(Dataset excerpts)
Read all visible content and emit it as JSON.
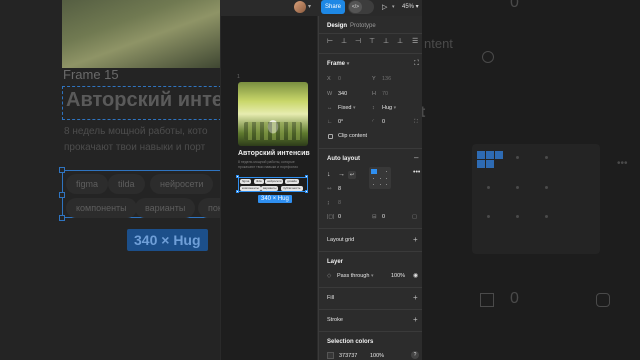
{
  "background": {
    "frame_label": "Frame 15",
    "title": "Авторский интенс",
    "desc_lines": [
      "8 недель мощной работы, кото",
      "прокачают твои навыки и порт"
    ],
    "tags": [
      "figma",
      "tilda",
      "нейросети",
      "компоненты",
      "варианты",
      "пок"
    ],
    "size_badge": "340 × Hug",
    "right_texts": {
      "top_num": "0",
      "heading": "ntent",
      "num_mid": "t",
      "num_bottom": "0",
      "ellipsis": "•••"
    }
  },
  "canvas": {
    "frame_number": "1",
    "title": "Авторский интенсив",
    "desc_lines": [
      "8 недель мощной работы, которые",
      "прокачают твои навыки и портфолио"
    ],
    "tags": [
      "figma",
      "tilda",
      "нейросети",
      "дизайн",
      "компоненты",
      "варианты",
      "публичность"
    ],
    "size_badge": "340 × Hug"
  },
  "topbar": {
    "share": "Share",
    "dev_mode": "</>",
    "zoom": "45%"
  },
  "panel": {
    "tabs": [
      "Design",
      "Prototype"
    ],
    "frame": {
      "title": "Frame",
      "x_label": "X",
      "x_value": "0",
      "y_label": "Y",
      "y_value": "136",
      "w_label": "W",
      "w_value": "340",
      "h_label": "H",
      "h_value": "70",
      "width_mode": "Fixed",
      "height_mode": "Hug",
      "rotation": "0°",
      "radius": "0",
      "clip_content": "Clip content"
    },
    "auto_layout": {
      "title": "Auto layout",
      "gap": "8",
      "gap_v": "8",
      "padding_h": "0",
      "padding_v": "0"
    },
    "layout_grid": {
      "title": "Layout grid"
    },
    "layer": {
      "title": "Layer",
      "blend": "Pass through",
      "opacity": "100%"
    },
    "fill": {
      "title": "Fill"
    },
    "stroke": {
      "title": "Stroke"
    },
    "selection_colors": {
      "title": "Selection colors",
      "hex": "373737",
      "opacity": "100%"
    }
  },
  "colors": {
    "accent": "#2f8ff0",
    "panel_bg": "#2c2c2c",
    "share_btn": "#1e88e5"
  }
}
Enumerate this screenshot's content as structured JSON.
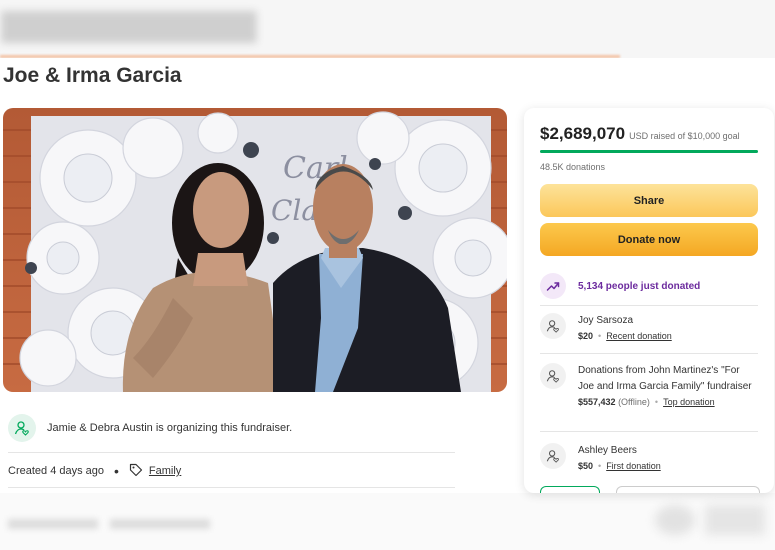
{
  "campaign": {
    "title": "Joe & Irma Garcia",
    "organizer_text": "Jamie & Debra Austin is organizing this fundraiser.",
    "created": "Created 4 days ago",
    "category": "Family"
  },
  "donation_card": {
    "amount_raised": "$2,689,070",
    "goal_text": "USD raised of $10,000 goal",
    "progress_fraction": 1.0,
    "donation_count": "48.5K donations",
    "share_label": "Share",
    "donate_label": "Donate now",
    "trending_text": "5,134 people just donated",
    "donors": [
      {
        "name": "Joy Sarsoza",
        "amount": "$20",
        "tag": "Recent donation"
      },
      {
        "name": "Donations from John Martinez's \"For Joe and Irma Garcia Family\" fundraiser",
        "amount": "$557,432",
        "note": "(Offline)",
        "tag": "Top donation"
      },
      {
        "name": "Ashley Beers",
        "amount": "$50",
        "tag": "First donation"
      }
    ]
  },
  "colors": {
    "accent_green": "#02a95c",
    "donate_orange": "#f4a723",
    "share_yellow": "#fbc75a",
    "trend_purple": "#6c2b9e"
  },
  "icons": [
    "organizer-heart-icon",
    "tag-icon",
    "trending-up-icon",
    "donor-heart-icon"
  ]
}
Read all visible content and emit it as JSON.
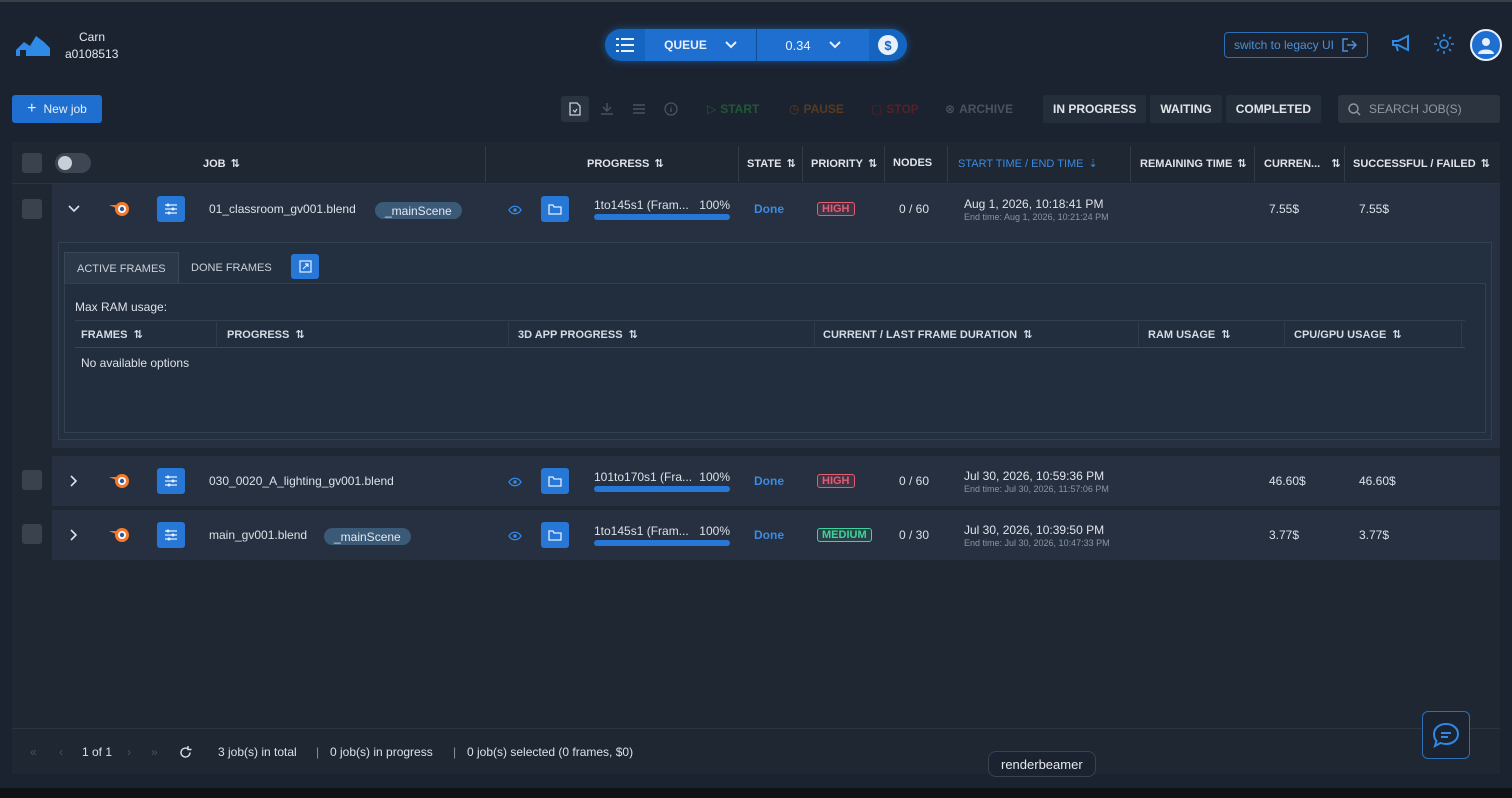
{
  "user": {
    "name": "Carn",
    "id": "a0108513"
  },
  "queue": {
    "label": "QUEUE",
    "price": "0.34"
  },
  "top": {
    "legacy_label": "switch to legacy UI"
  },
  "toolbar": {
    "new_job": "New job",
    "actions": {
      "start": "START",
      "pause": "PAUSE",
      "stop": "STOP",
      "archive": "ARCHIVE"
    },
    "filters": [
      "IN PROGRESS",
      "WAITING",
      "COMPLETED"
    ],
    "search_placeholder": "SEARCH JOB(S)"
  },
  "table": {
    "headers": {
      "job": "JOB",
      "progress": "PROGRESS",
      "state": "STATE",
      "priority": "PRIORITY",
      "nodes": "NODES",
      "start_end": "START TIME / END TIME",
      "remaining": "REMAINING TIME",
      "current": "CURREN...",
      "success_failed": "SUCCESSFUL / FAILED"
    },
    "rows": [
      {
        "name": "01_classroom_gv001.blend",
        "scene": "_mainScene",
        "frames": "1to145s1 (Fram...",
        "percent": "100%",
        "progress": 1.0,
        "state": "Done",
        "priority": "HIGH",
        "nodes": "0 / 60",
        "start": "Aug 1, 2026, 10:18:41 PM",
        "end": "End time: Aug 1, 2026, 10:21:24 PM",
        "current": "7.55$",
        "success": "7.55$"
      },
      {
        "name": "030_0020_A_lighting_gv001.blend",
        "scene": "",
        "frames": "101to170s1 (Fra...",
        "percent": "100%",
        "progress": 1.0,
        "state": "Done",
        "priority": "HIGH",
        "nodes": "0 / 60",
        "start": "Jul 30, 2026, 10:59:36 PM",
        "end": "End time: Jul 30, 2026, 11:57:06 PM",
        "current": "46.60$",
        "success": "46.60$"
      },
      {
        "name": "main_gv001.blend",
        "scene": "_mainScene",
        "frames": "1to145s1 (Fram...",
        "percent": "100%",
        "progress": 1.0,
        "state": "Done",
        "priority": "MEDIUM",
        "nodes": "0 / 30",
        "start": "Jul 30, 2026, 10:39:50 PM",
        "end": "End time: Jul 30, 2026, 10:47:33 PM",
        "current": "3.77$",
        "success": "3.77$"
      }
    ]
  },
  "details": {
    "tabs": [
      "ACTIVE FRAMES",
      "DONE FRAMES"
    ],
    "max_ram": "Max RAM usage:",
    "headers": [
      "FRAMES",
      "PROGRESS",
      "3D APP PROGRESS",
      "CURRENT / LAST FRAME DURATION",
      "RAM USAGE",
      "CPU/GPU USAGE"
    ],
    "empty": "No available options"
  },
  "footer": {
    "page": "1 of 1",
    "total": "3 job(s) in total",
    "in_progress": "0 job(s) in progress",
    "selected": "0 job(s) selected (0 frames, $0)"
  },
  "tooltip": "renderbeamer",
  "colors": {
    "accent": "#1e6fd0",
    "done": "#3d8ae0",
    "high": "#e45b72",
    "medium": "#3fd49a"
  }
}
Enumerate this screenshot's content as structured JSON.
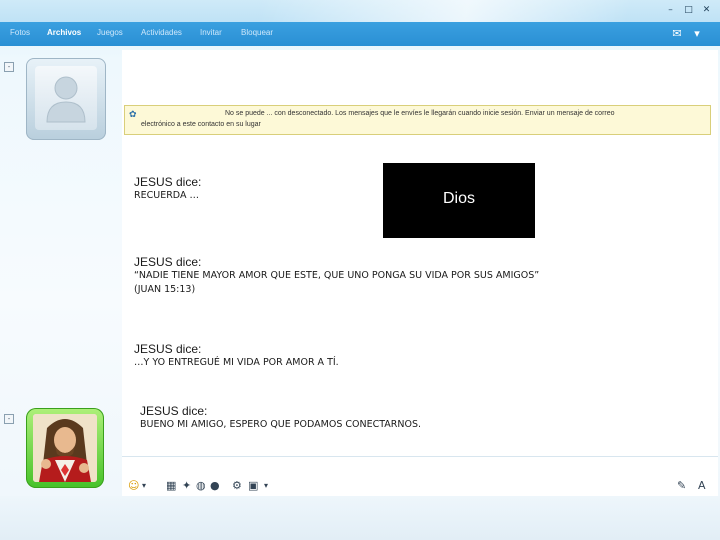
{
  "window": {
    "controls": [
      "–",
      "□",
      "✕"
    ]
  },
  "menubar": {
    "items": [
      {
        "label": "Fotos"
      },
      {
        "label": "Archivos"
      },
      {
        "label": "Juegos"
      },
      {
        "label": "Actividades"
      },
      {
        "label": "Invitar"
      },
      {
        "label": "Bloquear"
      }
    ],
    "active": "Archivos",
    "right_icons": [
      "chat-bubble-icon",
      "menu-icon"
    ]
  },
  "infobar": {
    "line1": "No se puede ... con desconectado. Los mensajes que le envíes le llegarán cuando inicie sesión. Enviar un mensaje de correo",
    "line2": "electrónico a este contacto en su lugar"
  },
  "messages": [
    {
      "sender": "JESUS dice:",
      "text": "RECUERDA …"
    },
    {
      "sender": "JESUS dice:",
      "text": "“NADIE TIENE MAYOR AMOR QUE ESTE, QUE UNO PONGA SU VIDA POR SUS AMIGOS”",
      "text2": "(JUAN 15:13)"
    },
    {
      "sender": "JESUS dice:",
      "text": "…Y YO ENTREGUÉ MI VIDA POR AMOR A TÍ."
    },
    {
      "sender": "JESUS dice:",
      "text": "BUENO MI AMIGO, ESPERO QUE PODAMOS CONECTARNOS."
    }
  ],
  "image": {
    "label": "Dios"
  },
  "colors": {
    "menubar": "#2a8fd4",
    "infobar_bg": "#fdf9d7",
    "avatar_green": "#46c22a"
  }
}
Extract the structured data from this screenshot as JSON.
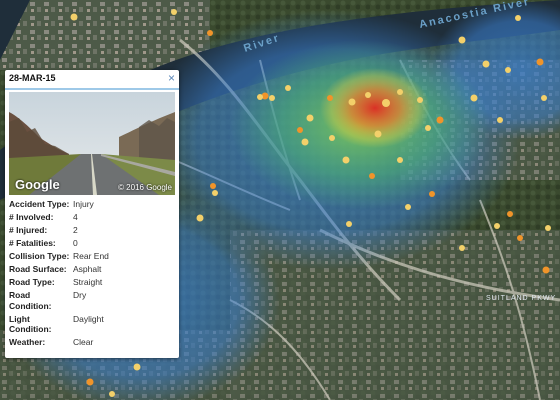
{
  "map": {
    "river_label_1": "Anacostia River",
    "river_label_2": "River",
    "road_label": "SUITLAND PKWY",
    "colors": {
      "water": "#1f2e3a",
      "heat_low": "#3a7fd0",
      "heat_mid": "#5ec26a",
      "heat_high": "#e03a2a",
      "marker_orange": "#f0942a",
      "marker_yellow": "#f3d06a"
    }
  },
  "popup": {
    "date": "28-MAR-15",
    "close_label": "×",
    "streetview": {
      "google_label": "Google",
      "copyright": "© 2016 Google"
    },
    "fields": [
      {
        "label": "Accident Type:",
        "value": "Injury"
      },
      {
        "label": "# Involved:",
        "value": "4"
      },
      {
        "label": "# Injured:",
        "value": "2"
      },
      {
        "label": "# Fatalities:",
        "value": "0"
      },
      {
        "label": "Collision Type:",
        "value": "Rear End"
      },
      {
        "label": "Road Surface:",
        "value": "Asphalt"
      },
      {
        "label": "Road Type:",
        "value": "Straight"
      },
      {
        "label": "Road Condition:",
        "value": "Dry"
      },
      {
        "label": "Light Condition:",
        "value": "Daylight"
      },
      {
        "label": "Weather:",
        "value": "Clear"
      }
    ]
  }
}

**Problem to work on:**
Identify the lines that contain the string "priority", and copy every one of them.

**Solution to this problem:**
      "priority": "PRIORITY",
        "priority": "HIGH",
        "priority": "HIGH",
        "priority": "MEDIUM",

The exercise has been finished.